About Ethical Non-Monogamy
A platform built around how people actually love.
Ethical Non-Monogamy is a community, library, and dating platform for adults who are exploring, practicing, or curious about ethical non-monogamy. Built for clarity, not titillation. LGBTQ+ inclusive from the schema up.
Why we exist
For most adults raised in a Western context, the only relationship template they were ever handed was monogamy — usually heteronormative, usually escalator-shaped: date, exclusive, move in, marry, kids, forever. That template works beautifully for some people and not at all for others. The people it doesn't work for tend to discover that the hard way: through cheating, through silent dissatisfaction, through divorces nobody saw coming, through the slow realisation that this isn't the only way.
Ethical non-monogamy isn't about wanting more. It's about wanting honest. Relationship structures that match the people in them, agreed on out loud, with consent from everyone involved. That can look like polyamory. It can look like an open marriage. It can look like relationship anarchy, or solo polyamory, or a triad that shares a household, or a couple participating in the LifeStyle, or two people who simply agree that connections outside the marriage are allowed and named.
What it never looks like, when done well, is deception.
++++++++++
Rewrite the passage on ethical non-monogamy, everything from "Why we exist" down to "the only way.", with "template" replaced by "blueprint".
++++++++++
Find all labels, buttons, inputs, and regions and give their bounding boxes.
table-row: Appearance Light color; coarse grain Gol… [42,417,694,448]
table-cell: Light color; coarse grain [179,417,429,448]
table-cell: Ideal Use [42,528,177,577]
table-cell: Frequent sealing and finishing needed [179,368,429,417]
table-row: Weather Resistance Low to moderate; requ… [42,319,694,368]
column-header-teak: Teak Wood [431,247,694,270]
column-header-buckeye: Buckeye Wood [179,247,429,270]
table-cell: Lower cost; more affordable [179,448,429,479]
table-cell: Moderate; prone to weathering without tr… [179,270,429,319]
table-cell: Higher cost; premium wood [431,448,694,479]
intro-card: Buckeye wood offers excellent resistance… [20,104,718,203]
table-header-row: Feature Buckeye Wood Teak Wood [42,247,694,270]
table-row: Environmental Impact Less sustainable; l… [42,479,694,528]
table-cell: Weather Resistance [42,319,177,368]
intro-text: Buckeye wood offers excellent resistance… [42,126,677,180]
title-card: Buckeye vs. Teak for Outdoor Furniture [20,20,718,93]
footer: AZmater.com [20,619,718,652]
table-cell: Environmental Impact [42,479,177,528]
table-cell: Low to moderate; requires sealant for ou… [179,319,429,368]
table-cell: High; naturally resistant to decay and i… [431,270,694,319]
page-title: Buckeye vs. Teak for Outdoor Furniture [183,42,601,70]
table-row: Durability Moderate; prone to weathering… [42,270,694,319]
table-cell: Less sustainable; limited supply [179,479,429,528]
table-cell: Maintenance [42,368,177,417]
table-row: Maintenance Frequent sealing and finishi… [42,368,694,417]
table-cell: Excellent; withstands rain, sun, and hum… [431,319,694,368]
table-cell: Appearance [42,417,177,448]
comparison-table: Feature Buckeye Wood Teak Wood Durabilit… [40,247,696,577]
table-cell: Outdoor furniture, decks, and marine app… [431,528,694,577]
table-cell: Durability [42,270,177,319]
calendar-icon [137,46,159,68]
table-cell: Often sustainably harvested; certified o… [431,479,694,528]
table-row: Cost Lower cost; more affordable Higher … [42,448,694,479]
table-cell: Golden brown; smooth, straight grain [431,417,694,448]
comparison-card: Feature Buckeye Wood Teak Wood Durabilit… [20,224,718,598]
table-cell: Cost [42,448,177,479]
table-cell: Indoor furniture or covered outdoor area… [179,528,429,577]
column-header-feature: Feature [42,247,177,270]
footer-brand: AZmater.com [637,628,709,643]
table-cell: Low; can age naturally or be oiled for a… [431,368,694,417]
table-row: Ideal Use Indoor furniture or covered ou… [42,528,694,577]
++++++++++
• _Written response_
Why we exist
For most adults raised in a Western context, the only relationship blueprint they were ever handed was monogamy — usually heteronormative, usually escalator-shaped: date, exclusive, move in, marry, kids, forever. That blueprint works beautifully for some people and not at all for others. The people it doesn't work for tend to discover that the hard way: through cheating, through silent dissatisfaction, through divorces nobody saw coming, through the slow realisation that this isn't the only way.